====== Materials provided ======

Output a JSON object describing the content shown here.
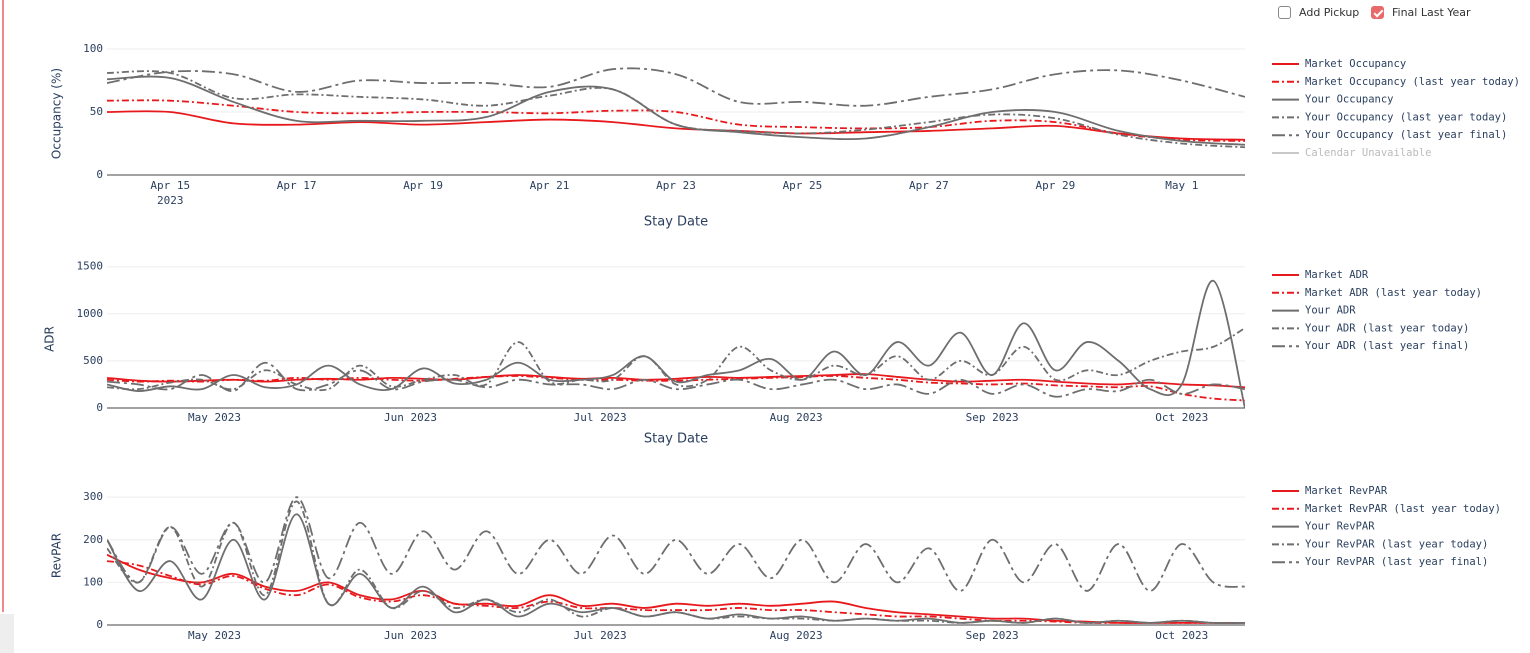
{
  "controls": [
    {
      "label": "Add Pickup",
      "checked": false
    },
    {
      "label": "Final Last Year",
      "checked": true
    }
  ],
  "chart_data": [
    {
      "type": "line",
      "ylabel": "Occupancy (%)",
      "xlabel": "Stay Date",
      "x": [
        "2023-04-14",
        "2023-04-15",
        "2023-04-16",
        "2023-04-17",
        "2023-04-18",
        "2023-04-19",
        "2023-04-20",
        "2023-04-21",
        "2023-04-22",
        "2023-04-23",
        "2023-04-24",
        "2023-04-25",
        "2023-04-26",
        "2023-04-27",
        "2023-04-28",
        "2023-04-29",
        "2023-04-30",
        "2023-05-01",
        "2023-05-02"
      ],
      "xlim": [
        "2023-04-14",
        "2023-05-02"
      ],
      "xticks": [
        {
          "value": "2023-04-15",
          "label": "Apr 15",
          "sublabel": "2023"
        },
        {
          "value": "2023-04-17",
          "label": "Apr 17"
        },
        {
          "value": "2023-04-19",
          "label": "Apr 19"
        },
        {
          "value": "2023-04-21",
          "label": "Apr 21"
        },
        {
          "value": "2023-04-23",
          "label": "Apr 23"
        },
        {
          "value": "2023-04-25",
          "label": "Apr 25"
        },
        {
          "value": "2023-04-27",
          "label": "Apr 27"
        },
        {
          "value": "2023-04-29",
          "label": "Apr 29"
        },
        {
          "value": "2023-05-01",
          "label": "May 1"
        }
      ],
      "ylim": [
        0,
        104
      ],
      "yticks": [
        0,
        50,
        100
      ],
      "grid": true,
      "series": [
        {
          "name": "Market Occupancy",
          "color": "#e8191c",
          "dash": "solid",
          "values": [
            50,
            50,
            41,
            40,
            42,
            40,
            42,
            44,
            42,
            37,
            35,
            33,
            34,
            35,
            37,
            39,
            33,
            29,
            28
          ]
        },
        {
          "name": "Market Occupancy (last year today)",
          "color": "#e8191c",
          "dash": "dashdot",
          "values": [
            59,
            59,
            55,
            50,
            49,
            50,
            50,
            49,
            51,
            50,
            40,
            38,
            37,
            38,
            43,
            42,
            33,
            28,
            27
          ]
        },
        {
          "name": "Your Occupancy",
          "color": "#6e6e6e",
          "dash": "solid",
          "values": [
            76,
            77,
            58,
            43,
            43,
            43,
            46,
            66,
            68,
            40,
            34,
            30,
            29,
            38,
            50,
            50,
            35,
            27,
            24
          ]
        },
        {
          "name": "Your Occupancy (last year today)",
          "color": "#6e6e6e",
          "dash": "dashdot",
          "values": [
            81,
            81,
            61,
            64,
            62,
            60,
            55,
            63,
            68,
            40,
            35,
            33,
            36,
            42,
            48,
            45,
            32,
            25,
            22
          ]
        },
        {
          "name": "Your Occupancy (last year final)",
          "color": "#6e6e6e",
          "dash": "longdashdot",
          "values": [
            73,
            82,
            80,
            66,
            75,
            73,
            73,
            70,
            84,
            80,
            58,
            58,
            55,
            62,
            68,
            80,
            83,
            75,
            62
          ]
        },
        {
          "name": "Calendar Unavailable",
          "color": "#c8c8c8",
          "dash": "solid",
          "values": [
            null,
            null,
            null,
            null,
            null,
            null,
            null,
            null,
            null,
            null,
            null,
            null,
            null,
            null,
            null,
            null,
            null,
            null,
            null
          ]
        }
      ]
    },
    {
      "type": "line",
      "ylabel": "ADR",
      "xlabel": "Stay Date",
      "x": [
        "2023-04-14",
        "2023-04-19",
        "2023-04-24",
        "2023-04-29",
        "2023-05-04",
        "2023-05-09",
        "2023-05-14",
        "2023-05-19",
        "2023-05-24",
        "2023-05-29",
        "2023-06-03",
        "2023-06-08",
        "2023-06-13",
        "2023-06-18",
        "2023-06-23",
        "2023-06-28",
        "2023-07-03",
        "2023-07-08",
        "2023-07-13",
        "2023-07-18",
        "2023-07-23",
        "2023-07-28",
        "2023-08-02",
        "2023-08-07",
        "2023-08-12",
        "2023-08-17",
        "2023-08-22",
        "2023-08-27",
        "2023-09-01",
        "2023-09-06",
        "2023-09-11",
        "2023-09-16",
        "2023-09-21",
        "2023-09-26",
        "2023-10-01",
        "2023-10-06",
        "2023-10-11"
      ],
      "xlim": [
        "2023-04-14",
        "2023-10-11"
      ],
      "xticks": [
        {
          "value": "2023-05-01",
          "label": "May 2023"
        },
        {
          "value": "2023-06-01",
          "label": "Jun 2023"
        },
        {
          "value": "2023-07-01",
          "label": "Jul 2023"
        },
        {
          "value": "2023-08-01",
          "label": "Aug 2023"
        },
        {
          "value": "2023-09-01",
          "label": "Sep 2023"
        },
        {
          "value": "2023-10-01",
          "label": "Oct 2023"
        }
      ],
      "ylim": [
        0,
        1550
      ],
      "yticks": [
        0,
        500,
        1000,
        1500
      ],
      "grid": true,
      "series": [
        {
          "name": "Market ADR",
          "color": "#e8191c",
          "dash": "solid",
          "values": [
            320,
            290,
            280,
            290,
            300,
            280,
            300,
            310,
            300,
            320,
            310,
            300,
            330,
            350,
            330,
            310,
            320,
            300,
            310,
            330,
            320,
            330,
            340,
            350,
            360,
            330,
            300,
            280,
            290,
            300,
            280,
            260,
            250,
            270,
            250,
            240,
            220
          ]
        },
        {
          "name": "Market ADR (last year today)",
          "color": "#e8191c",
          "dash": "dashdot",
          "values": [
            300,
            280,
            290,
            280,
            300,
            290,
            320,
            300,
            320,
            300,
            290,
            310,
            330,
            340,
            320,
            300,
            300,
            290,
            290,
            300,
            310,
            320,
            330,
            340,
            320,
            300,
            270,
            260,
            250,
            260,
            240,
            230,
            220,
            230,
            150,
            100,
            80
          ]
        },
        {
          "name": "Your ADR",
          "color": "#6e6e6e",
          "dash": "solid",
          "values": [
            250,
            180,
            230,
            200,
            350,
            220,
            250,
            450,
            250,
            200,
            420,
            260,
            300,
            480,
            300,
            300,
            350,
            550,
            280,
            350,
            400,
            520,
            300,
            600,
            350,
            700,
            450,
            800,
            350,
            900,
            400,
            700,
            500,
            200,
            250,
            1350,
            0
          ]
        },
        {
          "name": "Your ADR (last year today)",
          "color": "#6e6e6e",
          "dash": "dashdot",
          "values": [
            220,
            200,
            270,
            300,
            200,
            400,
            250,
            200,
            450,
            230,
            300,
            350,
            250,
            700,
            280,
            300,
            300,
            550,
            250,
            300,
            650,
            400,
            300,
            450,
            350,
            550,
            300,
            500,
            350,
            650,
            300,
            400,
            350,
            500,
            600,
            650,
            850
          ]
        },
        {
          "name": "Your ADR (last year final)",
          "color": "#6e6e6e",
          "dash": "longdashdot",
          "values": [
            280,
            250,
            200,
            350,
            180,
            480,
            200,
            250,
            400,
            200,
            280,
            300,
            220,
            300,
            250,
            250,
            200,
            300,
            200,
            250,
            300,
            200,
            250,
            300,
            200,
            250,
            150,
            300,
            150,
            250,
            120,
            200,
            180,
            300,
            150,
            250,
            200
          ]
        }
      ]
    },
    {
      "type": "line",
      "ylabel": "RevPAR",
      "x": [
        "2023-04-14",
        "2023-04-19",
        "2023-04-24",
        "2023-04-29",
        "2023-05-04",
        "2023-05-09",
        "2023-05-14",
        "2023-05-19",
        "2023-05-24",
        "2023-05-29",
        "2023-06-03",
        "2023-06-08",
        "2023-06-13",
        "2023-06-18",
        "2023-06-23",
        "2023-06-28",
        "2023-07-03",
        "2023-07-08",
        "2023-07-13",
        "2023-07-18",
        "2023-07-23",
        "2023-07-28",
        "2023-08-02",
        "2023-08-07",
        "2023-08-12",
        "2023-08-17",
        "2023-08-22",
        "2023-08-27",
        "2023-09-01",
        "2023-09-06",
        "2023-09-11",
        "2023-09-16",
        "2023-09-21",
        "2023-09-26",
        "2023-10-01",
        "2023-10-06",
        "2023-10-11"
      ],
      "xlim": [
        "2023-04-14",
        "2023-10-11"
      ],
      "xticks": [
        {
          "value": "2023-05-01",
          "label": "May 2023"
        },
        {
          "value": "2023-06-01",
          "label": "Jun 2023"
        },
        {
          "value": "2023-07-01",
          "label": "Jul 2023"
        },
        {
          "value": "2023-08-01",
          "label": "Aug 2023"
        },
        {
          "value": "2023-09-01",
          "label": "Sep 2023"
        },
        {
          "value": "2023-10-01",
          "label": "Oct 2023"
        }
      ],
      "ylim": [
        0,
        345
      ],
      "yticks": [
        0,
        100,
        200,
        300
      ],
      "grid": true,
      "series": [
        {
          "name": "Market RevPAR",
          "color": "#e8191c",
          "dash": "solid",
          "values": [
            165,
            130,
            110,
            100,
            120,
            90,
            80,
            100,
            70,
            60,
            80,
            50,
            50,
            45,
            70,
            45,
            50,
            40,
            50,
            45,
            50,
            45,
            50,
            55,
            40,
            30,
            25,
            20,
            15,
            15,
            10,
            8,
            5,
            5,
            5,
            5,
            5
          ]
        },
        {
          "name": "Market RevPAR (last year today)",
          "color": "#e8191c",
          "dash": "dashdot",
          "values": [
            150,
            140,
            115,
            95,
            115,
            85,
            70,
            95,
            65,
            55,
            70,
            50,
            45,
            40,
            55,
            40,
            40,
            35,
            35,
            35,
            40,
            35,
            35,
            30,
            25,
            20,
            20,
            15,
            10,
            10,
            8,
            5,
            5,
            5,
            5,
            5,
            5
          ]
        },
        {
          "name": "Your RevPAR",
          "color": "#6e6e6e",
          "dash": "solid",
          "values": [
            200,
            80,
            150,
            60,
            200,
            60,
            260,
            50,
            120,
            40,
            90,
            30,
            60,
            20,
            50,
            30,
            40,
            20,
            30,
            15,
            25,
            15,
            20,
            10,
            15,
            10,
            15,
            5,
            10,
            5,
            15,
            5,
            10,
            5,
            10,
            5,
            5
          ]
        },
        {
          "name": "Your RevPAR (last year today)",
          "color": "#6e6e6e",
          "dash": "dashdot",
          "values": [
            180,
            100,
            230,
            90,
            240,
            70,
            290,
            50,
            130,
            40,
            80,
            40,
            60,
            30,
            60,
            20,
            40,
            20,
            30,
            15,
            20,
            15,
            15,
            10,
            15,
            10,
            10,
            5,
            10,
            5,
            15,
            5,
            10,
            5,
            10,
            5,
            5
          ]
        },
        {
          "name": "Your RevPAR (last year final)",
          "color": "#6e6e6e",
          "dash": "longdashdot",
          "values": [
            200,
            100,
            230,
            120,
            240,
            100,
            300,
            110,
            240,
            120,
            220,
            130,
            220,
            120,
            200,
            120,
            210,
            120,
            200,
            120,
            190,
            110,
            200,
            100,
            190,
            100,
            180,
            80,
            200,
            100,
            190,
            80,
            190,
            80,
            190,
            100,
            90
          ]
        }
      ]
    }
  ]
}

======

● Task objective
Give every line of the material that includes the string "Occupancy".

● Solution below
      "ylabel": "Occupancy (%)",
          "name": "Market Occupancy",
          "name": "Market Occupancy (last year today)",
          "name": "Your Occupancy",
          "name": "Your Occupancy (last year today)",
          "name": "Your Occupancy (last year final)",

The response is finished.